Ihre Aufgabe: Extrahieren Sie wortgetreu alle Zeilen vom Beginn der Einträge bis einschließlich der Zeile, die „The Belleville spring 142 is at (343, 334).“ enthält.

Einträge des Datensatzes:
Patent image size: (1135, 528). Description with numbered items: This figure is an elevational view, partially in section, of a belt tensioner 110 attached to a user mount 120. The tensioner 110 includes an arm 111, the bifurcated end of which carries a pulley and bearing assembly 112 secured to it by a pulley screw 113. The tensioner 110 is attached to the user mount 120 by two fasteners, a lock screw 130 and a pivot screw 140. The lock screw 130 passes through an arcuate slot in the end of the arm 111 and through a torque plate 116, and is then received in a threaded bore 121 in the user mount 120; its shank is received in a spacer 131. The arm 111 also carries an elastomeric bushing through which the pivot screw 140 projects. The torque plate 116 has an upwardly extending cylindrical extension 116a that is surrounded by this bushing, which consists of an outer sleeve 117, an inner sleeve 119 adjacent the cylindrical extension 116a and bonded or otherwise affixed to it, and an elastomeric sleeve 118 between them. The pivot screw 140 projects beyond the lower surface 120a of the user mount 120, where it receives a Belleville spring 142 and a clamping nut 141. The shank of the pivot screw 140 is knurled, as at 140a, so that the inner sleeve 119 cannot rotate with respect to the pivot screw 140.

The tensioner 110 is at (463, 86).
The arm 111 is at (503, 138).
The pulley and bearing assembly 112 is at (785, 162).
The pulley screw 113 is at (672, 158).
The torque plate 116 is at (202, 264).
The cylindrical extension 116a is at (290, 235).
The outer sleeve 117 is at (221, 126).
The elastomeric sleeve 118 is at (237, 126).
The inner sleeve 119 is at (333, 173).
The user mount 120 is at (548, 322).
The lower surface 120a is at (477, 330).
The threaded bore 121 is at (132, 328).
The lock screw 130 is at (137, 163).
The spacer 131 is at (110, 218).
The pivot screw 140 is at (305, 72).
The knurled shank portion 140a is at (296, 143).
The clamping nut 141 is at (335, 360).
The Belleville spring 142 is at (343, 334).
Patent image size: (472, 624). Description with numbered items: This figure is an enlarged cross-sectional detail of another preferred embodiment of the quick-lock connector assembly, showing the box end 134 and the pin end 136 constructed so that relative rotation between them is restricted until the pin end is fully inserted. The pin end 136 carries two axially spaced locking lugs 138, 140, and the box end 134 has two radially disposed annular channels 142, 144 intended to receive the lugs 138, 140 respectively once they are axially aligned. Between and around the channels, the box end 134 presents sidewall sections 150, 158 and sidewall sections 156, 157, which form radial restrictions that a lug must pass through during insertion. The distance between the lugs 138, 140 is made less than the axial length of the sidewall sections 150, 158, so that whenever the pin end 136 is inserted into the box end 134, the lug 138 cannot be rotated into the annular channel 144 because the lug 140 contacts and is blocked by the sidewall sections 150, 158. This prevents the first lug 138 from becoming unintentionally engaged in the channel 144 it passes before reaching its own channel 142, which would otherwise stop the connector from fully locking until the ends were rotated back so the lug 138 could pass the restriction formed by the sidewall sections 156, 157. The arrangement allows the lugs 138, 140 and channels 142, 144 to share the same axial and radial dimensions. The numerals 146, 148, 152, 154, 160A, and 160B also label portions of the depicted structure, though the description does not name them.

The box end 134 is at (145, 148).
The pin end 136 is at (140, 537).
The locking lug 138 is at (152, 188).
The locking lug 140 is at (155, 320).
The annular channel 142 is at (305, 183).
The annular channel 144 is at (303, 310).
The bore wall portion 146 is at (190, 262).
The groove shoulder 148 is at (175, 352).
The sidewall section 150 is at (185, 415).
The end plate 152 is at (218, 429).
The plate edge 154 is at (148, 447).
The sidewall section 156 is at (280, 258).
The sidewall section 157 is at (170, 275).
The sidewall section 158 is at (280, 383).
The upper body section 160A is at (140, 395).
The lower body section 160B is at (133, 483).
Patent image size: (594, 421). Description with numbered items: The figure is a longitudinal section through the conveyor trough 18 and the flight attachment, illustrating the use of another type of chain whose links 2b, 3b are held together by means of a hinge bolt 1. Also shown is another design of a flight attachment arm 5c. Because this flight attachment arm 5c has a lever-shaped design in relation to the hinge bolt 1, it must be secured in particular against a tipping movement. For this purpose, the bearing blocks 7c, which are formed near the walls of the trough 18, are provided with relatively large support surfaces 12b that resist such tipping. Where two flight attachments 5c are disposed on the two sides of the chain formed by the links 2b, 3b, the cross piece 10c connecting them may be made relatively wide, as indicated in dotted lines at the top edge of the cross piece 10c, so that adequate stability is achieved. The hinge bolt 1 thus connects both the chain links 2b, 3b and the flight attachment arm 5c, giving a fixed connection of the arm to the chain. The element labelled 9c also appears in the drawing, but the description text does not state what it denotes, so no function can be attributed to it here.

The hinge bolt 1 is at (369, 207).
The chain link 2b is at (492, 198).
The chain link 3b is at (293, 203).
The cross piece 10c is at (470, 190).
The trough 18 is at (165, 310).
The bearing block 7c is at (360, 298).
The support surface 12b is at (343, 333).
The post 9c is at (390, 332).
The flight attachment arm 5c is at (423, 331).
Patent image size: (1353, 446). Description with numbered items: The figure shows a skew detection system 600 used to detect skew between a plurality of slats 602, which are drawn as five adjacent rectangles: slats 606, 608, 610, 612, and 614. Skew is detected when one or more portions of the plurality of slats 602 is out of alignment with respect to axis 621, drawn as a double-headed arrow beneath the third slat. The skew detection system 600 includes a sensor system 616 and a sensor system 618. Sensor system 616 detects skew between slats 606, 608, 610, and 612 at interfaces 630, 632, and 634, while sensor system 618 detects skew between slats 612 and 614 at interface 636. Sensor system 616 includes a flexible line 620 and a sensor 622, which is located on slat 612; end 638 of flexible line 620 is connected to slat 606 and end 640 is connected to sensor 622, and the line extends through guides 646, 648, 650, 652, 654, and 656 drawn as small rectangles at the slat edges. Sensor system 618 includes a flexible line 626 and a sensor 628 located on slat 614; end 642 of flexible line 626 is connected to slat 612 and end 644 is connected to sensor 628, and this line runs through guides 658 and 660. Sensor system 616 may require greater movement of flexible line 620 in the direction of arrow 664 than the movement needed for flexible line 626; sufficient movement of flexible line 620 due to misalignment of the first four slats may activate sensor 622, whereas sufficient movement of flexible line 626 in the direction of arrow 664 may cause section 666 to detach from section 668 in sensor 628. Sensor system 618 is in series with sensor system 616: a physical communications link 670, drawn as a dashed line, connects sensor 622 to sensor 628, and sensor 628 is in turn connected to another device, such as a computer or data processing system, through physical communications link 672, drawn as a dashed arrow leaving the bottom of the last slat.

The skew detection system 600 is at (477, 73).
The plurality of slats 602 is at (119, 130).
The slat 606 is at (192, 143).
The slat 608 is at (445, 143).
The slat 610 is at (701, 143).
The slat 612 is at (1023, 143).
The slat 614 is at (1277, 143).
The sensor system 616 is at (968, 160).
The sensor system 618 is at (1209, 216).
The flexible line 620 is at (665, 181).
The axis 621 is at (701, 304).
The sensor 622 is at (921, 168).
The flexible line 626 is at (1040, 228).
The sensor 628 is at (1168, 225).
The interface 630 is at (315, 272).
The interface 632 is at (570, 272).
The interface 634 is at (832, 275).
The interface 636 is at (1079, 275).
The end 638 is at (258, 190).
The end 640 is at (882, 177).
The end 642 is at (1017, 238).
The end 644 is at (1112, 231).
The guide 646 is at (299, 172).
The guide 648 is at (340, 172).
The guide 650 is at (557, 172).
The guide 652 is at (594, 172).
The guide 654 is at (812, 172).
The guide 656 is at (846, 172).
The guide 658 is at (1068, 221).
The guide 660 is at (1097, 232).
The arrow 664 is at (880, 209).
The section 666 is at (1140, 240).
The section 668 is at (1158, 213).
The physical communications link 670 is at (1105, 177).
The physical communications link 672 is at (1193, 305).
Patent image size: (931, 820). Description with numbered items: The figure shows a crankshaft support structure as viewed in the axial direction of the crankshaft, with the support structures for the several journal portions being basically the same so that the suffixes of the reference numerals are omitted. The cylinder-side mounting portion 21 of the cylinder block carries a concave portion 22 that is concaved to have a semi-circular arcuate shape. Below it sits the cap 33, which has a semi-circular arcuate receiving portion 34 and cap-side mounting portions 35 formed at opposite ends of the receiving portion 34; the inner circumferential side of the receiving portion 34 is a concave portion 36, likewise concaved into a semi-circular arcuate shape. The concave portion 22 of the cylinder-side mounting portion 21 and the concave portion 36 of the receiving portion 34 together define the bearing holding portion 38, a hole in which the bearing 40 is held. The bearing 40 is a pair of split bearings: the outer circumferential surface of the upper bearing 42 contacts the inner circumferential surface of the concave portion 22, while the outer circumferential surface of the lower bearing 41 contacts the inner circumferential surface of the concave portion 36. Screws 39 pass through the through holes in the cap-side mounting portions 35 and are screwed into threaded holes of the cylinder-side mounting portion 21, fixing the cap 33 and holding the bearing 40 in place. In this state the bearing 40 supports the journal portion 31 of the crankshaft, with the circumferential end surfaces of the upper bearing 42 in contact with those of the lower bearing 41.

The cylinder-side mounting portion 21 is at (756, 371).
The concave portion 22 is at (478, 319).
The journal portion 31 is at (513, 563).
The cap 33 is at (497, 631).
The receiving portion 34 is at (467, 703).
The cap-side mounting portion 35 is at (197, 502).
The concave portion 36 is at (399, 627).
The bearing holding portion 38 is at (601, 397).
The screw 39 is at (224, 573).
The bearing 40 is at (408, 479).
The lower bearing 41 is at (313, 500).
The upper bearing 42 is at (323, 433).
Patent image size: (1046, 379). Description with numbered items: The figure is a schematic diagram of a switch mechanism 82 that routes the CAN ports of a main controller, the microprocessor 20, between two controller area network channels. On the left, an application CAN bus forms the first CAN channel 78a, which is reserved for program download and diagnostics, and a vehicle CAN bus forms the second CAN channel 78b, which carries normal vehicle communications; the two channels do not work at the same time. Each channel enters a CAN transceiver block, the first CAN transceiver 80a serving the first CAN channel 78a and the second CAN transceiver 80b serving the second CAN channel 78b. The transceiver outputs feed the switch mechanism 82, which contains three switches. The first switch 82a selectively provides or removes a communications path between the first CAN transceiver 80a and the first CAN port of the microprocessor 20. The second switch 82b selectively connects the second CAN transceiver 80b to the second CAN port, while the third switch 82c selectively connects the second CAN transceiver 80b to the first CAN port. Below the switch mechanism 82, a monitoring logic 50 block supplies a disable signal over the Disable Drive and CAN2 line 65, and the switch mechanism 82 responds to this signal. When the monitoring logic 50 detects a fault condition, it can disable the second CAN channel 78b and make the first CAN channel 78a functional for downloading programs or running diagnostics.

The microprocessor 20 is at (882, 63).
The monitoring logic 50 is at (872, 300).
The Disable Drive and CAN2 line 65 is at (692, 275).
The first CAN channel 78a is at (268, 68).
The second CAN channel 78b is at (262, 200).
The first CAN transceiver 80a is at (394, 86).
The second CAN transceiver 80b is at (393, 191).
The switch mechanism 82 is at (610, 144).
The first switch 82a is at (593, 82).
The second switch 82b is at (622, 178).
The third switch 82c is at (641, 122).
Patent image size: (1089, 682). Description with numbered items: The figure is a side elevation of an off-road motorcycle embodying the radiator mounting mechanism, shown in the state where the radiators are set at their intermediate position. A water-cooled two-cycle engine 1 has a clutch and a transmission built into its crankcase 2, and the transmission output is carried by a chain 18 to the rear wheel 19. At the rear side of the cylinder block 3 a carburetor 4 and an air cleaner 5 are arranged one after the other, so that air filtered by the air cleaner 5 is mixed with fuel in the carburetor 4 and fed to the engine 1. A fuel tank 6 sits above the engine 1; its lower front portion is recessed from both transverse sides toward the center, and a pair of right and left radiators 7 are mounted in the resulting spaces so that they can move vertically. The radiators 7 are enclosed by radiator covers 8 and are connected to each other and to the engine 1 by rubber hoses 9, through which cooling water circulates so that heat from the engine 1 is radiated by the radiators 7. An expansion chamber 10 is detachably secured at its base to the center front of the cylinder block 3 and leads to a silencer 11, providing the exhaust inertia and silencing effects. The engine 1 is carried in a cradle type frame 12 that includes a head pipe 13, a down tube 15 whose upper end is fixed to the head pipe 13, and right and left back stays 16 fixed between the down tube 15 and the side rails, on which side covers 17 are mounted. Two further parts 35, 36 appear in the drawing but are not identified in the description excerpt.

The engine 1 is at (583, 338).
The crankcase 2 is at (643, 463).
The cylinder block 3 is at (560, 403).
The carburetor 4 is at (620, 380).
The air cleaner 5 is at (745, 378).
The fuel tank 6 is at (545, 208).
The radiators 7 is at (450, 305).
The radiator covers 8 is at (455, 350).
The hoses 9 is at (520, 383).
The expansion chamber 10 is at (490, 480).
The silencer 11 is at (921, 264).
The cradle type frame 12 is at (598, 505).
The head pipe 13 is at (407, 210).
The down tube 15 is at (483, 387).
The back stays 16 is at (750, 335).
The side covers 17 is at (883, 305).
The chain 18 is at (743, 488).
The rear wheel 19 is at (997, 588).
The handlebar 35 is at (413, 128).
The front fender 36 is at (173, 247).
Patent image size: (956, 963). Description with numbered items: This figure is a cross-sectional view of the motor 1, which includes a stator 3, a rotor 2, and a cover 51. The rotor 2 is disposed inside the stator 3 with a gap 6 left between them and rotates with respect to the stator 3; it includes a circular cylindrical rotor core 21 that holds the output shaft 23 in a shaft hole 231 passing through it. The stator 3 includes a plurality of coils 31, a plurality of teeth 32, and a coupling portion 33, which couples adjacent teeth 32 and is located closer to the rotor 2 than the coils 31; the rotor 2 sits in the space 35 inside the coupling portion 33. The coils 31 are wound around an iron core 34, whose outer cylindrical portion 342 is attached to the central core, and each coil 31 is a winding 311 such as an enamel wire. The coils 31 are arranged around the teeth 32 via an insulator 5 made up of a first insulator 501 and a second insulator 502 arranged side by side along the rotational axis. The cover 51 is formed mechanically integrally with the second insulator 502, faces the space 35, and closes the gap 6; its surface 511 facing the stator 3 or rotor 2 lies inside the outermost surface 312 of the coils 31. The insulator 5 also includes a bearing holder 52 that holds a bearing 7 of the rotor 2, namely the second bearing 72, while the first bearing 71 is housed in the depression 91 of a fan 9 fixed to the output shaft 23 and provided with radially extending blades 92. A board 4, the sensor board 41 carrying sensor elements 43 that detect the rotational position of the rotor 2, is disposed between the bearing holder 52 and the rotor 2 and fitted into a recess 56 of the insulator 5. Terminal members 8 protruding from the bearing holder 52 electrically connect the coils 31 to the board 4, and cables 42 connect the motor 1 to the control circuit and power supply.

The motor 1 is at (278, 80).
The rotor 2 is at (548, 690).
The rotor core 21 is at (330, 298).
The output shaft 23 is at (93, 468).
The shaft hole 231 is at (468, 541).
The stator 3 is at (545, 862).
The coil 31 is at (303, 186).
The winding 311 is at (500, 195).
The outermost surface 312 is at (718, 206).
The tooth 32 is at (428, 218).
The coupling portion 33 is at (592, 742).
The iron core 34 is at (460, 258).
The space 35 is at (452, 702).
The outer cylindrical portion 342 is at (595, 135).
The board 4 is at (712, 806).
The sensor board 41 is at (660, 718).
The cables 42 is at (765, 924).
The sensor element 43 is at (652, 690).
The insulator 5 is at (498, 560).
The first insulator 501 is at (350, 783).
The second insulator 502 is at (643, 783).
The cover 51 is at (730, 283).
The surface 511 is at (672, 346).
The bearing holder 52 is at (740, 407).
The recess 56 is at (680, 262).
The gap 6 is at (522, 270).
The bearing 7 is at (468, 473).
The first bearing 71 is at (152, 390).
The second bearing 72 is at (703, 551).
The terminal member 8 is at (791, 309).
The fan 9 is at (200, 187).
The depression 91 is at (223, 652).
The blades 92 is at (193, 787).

Antwort folgt:
Patent image size: (1135, 528). Description with numbered items: This figure is an elevational view, partially in section, of a belt tensioner 110 attached to a user mount 120. The tensioner 110 includes an arm 111, the bifurcated end of which carries a pulley and bearing assembly 112 secured to it by a pulley screw 113. The tensioner 110 is attached to the user mount 120 by two fasteners, a lock screw 130 and a pivot screw 140. The lock screw 130 passes through an arcuate slot in the end of the arm 111 and through a torque plate 116, and is then received in a threaded bore 121 in the user mount 120; its shank is received in a spacer 131. The arm 111 also carries an elastomeric bushing through which the pivot screw 140 projects. The torque plate 116 has an upwardly extending cylindrical extension 116a that is surrounded by this bushing, which consists of an outer sleeve 117, an inner sleeve 119 adjacent the cylindrical extension 116a and bonded or otherwise affixed to it, and an elastomeric sleeve 118 between them. The pivot screw 140 projects beyond the lower surface 120a of the user mount 120, where it receives a Belleville spring 142 and a clamping nut 141. The shank of the pivot screw 140 is knurled, as at 140a, so that the inner sleeve 119 cannot rotate with respect to the pivot screw 140.

The tensioner 110 is at (463, 86).
The arm 111 is at (503, 138).
The pulley and bearing assembly 112 is at (785, 162).
The pulley screw 113 is at (672, 158).
The torque plate 116 is at (202, 264).
The cylindrical extension 116a is at (290, 235).
The outer sleeve 117 is at (221, 126).
The elastomeric sleeve 118 is at (237, 126).
The inner sleeve 119 is at (333, 173).
The user mount 120 is at (548, 322).
The lower surface 120a is at (477, 330).
The threaded bore 121 is at (132, 328).
The lock screw 130 is at (137, 163).
The spacer 131 is at (110, 218).
The pivot screw 140 is at (305, 72).
The knurled shank portion 140a is at (296, 143).
The clamping nut 141 is at (335, 360).
The Belleville spring 142 is at (343, 334).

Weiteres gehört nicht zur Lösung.